┌──
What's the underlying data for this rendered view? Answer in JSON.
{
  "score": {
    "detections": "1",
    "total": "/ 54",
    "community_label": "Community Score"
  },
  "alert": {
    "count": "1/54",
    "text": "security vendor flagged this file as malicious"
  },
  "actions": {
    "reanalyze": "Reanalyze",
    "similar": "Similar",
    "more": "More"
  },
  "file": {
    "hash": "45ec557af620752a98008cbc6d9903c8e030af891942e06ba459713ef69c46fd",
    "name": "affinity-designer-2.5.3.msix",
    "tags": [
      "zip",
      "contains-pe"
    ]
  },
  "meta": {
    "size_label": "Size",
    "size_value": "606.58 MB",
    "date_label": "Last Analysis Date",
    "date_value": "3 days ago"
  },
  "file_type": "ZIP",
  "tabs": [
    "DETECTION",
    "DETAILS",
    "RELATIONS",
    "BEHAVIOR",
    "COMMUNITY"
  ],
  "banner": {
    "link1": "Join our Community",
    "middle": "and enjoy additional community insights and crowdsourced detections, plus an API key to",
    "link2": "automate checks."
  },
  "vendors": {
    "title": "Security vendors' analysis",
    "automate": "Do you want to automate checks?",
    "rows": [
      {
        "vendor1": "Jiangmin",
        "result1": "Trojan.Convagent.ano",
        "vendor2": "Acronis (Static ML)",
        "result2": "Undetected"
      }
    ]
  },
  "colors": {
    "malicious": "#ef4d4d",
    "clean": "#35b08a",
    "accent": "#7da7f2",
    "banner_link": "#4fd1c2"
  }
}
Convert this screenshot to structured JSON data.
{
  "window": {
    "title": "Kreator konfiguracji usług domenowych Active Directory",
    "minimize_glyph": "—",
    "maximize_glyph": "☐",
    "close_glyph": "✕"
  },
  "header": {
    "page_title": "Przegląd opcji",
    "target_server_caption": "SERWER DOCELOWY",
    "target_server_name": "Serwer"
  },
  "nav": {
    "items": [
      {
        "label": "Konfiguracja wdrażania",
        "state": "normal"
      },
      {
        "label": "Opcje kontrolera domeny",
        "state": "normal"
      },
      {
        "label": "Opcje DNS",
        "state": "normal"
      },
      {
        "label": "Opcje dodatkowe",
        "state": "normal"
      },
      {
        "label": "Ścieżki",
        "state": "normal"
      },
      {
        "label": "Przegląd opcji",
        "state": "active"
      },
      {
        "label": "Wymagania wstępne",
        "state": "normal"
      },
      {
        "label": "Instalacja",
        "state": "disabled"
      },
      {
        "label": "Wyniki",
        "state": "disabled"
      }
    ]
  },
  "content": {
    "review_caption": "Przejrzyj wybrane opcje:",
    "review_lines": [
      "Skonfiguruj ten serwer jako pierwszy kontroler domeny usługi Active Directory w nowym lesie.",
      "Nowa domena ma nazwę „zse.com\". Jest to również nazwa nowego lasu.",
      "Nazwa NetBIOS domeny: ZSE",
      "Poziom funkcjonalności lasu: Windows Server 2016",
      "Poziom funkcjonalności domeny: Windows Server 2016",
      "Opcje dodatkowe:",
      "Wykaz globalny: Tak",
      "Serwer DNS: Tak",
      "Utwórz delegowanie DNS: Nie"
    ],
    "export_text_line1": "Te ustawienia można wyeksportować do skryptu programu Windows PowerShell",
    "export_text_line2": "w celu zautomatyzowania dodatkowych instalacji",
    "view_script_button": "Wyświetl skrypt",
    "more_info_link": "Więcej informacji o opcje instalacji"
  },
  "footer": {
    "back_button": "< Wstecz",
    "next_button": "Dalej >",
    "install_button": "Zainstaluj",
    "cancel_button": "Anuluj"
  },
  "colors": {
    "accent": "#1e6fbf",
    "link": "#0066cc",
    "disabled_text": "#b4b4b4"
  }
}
└──
The records above should be duplicated in full, exactly as given.

What's the underlying data for this rendered view? Answer in JSON.
{
  "score": {
    "detections": "1",
    "total": "/ 54",
    "community_label": "Community Score"
  },
  "alert": {
    "count": "1/54",
    "text": "security vendor flagged this file as malicious"
  },
  "actions": {
    "reanalyze": "Reanalyze",
    "similar": "Similar",
    "more": "More"
  },
  "file": {
    "hash": "45ec557af620752a98008cbc6d9903c8e030af891942e06ba459713ef69c46fd",
    "name": "affinity-designer-2.5.3.msix",
    "tags": [
      "zip",
      "contains-pe"
    ]
  },
  "meta": {
    "size_label": "Size",
    "size_value": "606.58 MB",
    "date_label": "Last Analysis Date",
    "date_value": "3 days ago"
  },
  "file_type": "ZIP",
  "tabs": [
    "DETECTION",
    "DETAILS",
    "RELATIONS",
    "BEHAVIOR",
    "COMMUNITY"
  ],
  "banner": {
    "link1": "Join our Community",
    "middle": "and enjoy additional community insights and crowdsourced detections, plus an API key to",
    "link2": "automate checks."
  },
  "vendors": {
    "title": "Security vendors' analysis",
    "automate": "Do you want to automate checks?",
    "rows": [
      {
        "vendor1": "Jiangmin",
        "result1": "Trojan.Convagent.ano",
        "vendor2": "Acronis (Static ML)",
        "result2": "Undetected"
      }
    ]
  },
  "colors": {
    "malicious": "#ef4d4d",
    "clean": "#35b08a",
    "accent": "#7da7f2",
    "banner_link": "#4fd1c2"
  }
}
Convert this screenshot to structured JSON data.
{
  "window": {
    "title": "Kreator konfiguracji usług domenowych Active Directory",
    "minimize_glyph": "—",
    "maximize_glyph": "☐",
    "close_glyph": "✕"
  },
  "header": {
    "page_title": "Przegląd opcji",
    "target_server_caption": "SERWER DOCELOWY",
    "target_server_name": "Serwer"
  },
  "nav": {
    "items": [
      {
        "label": "Konfiguracja wdrażania",
        "state": "normal"
      },
      {
        "label": "Opcje kontrolera domeny",
        "state": "normal"
      },
      {
        "label": "Opcje DNS",
        "state": "normal"
      },
      {
        "label": "Opcje dodatkowe",
        "state": "normal"
      },
      {
        "label": "Ścieżki",
        "state": "normal"
      },
      {
        "label": "Przegląd opcji",
        "state": "active"
      },
      {
        "label": "Wymagania wstępne",
        "state": "normal"
      },
      {
        "label": "Instalacja",
        "state": "disabled"
      },
      {
        "label": "Wyniki",
        "state": "disabled"
      }
    ]
  },
  "content": {
    "review_caption": "Przejrzyj wybrane opcje:",
    "review_lines": [
      "Skonfiguruj ten serwer jako pierwszy kontroler domeny usługi Active Directory w nowym lesie.",
      "Nowa domena ma nazwę „zse.com\". Jest to również nazwa nowego lasu.",
      "Nazwa NetBIOS domeny: ZSE",
      "Poziom funkcjonalności lasu: Windows Server 2016",
      "Poziom funkcjonalności domeny: Windows Server 2016",
      "Opcje dodatkowe:",
      "Wykaz globalny: Tak",
      "Serwer DNS: Tak",
      "Utwórz delegowanie DNS: Nie"
    ],
    "export_text_line1": "Te ustawienia można wyeksportować do skryptu programu Windows PowerShell",
    "export_text_line2": "w celu zautomatyzowania dodatkowych instalacji",
    "view_script_button": "Wyświetl skrypt",
    "more_info_link": "Więcej informacji o opcje instalacji"
  },
  "footer": {
    "back_button": "< Wstecz",
    "next_button": "Dalej >",
    "install_button": "Zainstaluj",
    "cancel_button": "Anuluj"
  },
  "colors": {
    "accent": "#1e6fbf",
    "link": "#0066cc",
    "disabled_text": "#b4b4b4"
  }
}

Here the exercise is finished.